[begin Extracted records]

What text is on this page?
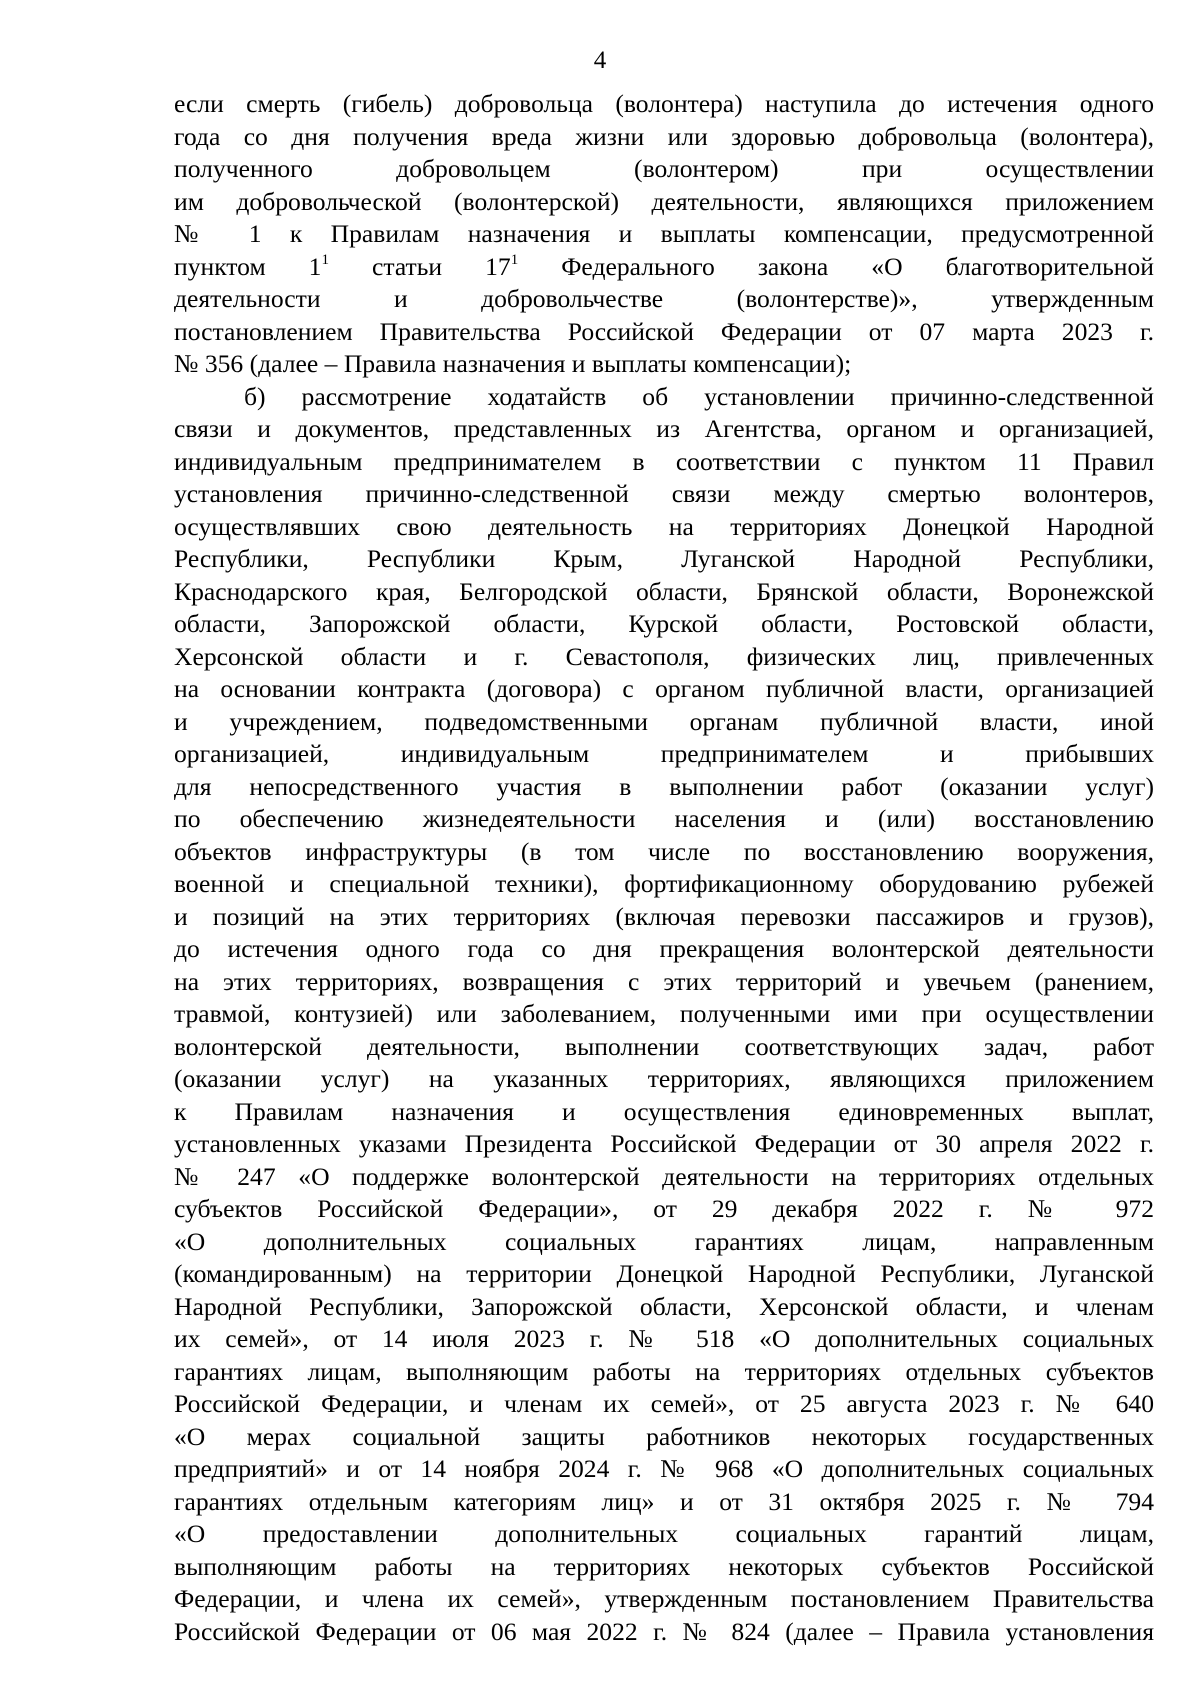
4
если смерть (гибель) добровольца (волонтера) наступила до истечения одного
года со дня получения вреда жизни или здоровью добровольца (волонтера),
полученного добровольцем (волонтером) при осуществлении
им добровольческой (волонтерской) деятельности, являющихся приложением
№ 1 к Правилам назначения и выплаты компенсации, предусмотренной
пунктом $1^1$ статьи $17^1$ Федерального закона «О благотворительной
деятельности и добровольчестве (волонтерстве)», утвержденным
постановлением Правительства Российской Федерации от 07 марта 2023 г.
№ 356 (далее – Правила назначения и выплаты компенсации);
б) рассмотрение ходатайств об установлении причинно-следственной
связи и документов, представленных из Агентства, органом и организацией,
индивидуальным предпринимателем в соответствии с пунктом 11 Правил
установления причинно-следственной связи между смертью волонтеров,
осуществлявших свою деятельность на территориях Донецкой Народной
Республики, Республики Крым, Луганской Народной Республики,
Краснодарского края, Белгородской области, Брянской области, Воронежской
области, Запорожской области, Курской области, Ростовской области,
Херсонской области и г. Севастополя, физических лиц, привлеченных
на основании контракта (договора) с органом публичной власти, организацией
и учреждением, подведомственными органам публичной власти, иной
организацией, индивидуальным предпринимателем и прибывших
для непосредственного участия в выполнении работ (оказании услуг)
по обеспечению жизнедеятельности населения и (или) восстановлению
объектов инфраструктуры (в том числе по восстановлению вооружения,
военной и специальной техники), фортификационному оборудованию рубежей
и позиций на этих территориях (включая перевозки пассажиров и грузов),
до истечения одного года со дня прекращения волонтерской деятельности
на этих территориях, возвращения с этих территорий и увечьем (ранением,
травмой, контузией) или заболеванием, полученными ими при осуществлении
волонтерской деятельности, выполнении соответствующих задач, работ
(оказании услуг) на указанных территориях, являющихся приложением
к Правилам назначения и осуществления единовременных выплат,
установленных указами Президента Российской Федерации от 30 апреля 2022 г.
№ 247 «О поддержке волонтерской деятельности на территориях отдельных
субъектов Российской Федерации», от 29 декабря 2022 г. № 972
«О дополнительных социальных гарантиях лицам, направленным
(командированным) на территории Донецкой Народной Республики, Луганской
Народной Республики, Запорожской области, Херсонской области, и членам
их семей», от 14 июля 2023 г. № 518 «О дополнительных социальных
гарантиях лицам, выполняющим работы на территориях отдельных субъектов
Российской Федерации, и членам их семей», от 25 августа 2023 г. № 640
«О мерах социальной защиты работников некоторых государственных
предприятий» и от 14 ноября 2024 г. № 968 «О дополнительных социальных
гарантиях отдельным категориям лиц» и от 31 октября 2025 г. № 794
«О предоставлении дополнительных социальных гарантий лицам,
выполняющим работы на территориях некоторых субъектов Российской
Федерации, и члена их семей», утвержденным постановлением Правительства
Российской Федерации от 06 мая 2022 г. № 824 (далее – Правила установления
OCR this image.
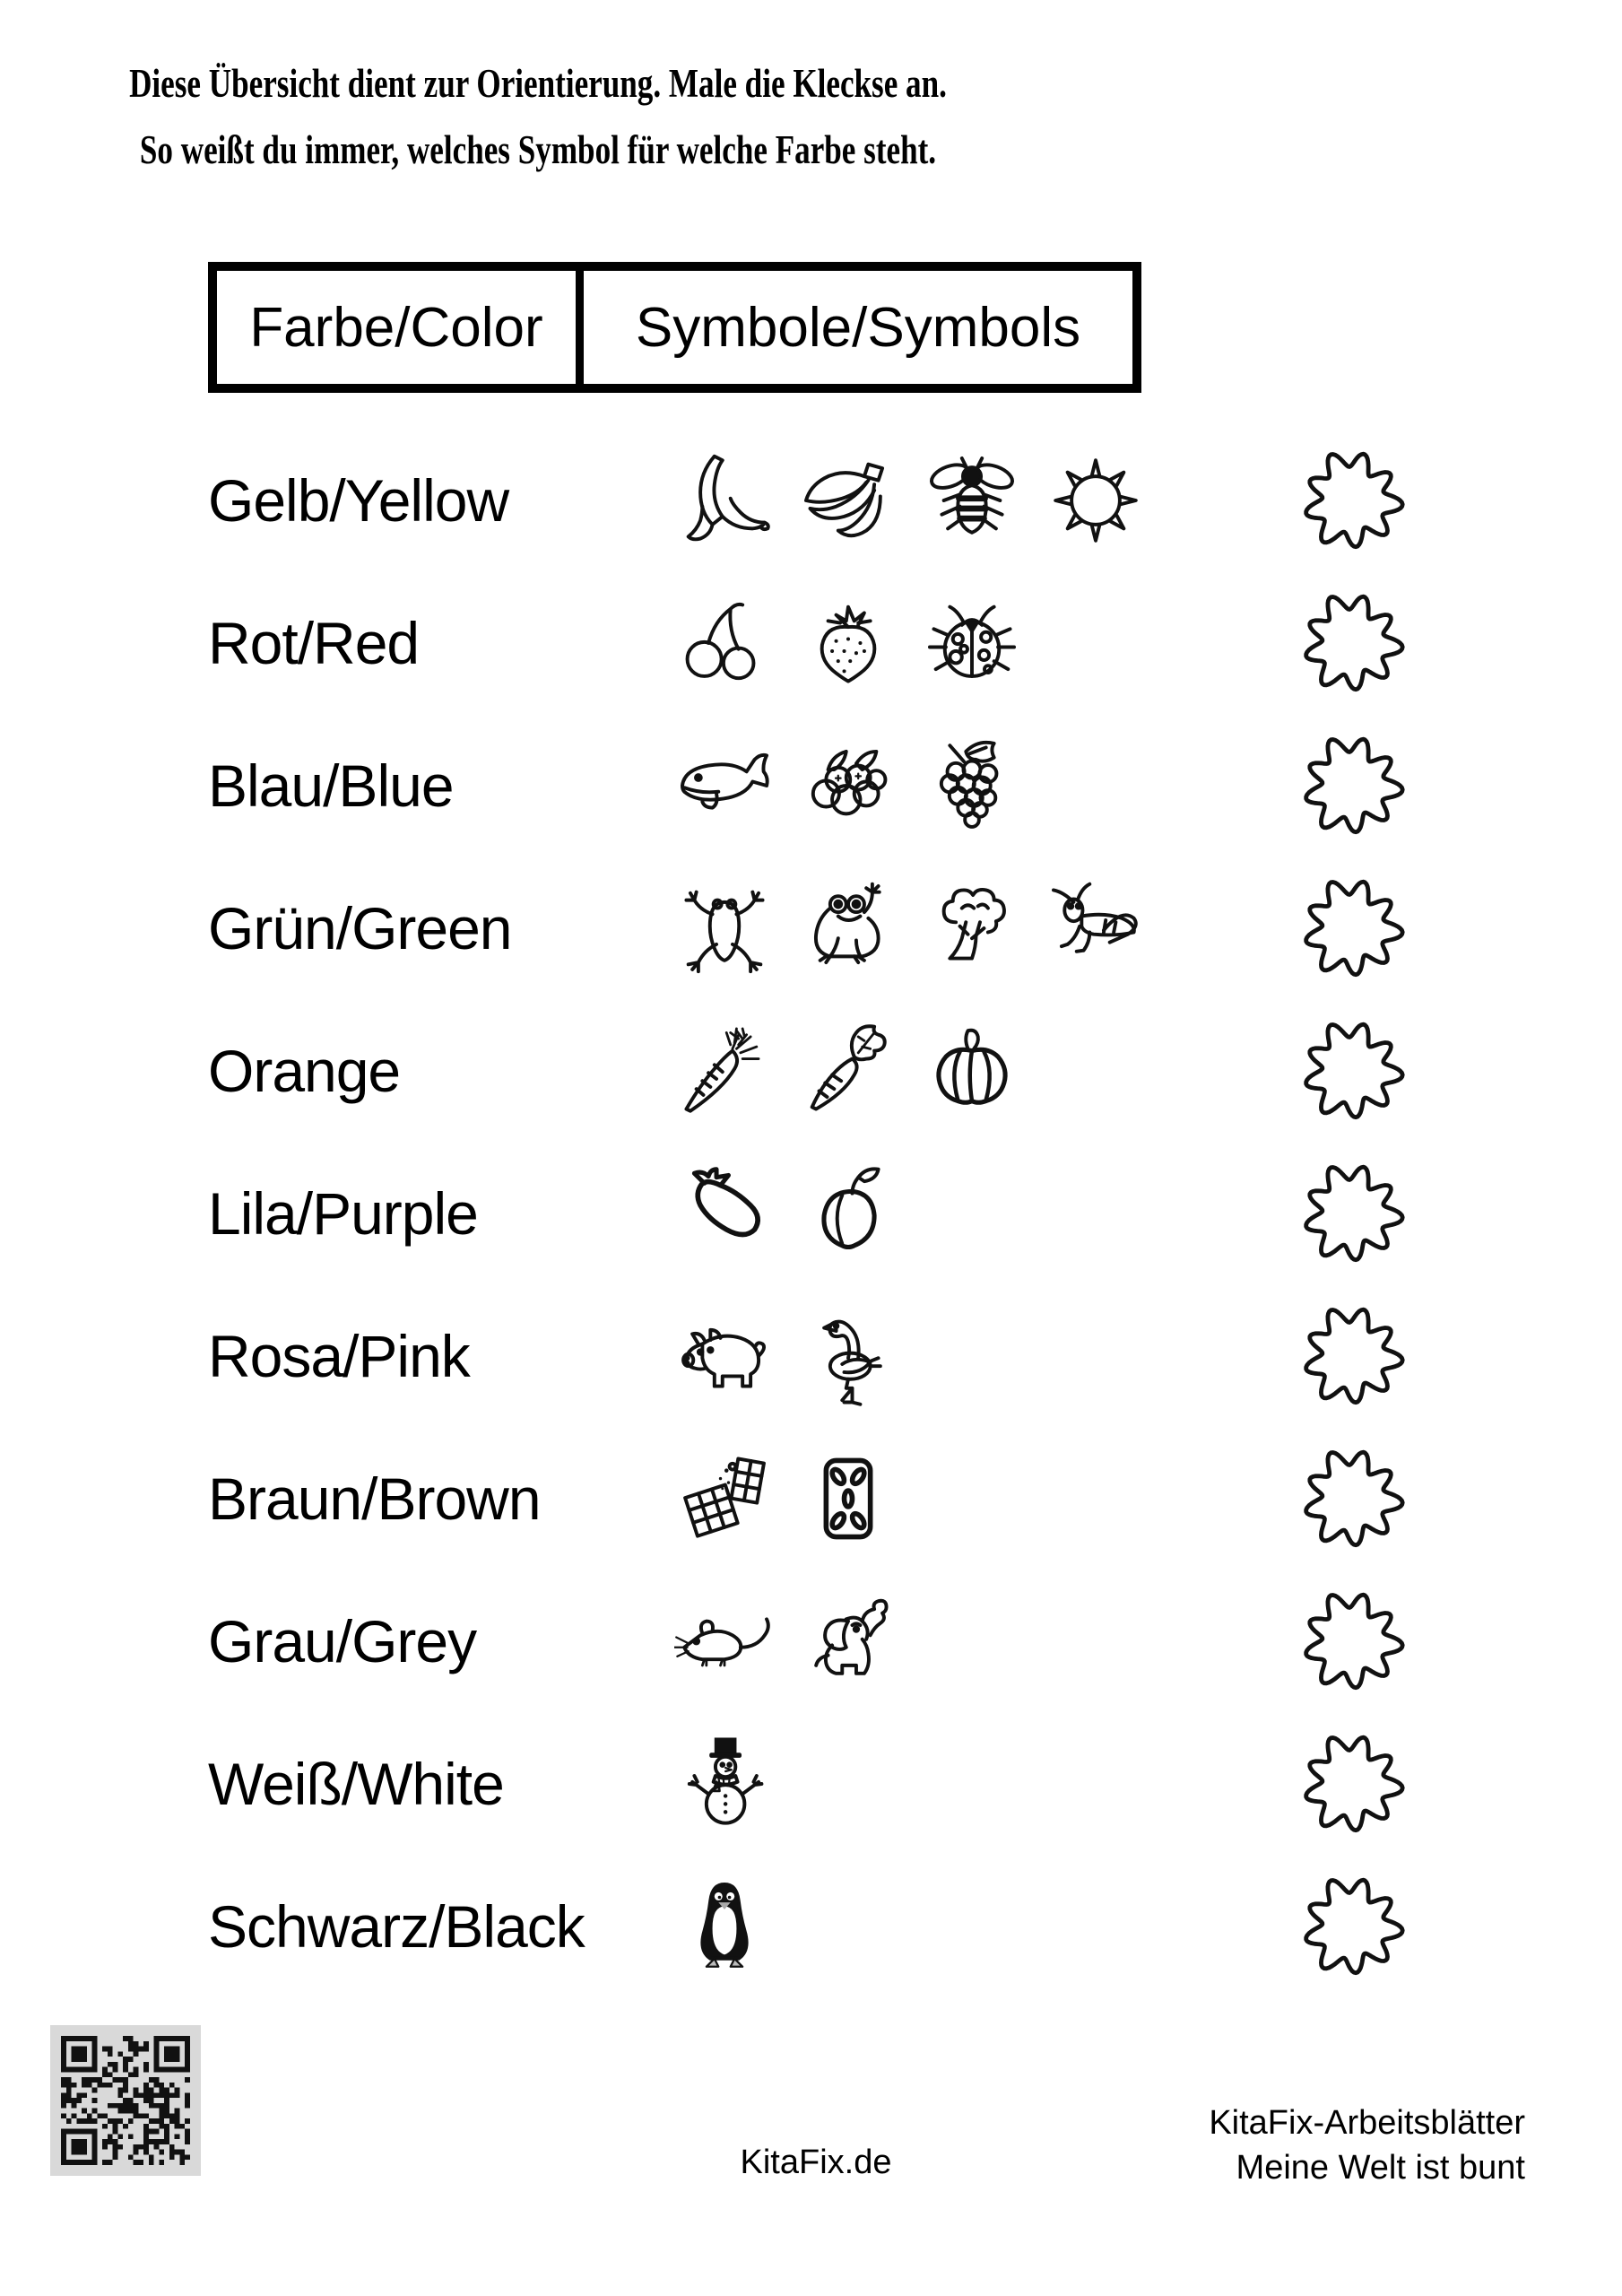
Diese Übersicht dient zur Orientierung. Male die Kleckse an.
So weißt du immer, welches Symbol für welche Farbe steht.
Farbe/Color	Symbole/Symbols
Gelb/Yellow
Rot/Red
Blau/Blue
Grün/Green
Orange
Lila/Purple
Rosa/Pink
Braun/Brown
Grau/Grey
Weiß/White
Schwarz/Black
KitaFix.de
KitaFix-Arbeitsblätter
Meine Welt ist bunt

[end Extracted records]

** Exercise **
Find how many lines in the listing hold "Российской", and reply with that number only.

** Solved exercise **
6